- [What the task asks] Copy out the listing exactly.

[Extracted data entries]
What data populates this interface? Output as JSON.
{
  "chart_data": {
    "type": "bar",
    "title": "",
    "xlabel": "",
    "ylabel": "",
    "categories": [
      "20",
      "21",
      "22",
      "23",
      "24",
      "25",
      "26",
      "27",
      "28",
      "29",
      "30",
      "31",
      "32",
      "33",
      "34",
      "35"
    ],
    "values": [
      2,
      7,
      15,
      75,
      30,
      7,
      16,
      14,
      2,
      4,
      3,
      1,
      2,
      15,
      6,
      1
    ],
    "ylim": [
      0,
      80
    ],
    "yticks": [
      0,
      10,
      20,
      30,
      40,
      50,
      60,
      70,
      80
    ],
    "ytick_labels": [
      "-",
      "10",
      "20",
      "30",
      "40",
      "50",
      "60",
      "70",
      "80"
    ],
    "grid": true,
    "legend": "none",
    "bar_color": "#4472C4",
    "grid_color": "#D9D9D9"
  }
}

- [Exercise answer]
What data populates this interface? Output as JSON.
{
  "chart_data": {
    "type": "bar",
    "title": "",
    "xlabel": "",
    "ylabel": "",
    "categories": [
      "20",
      "21",
      "22",
      "23",
      "24",
      "25",
      "26",
      "27",
      "28",
      "29",
      "30",
      "31",
      "32",
      "33",
      "34",
      "35"
    ],
    "values": [
      2,
      7,
      15,
      75,
      30,
      7,
      16,
      14,
      2,
      4,
      3,
      1,
      2,
      15,
      6,
      1
    ],
    "ylim": [
      0,
      80
    ],
    "yticks": [
      0,
      10,
      20,
      30,
      40,
      50,
      60,
      70,
      80
    ],
    "ytick_labels": [
      "-",
      "10",
      "20",
      "30",
      "40",
      "50",
      "60",
      "70",
      "80"
    ],
    "grid": true,
    "legend": "none",
    "bar_color": "#4472C4",
    "grid_color": "#D9D9D9"
  }
}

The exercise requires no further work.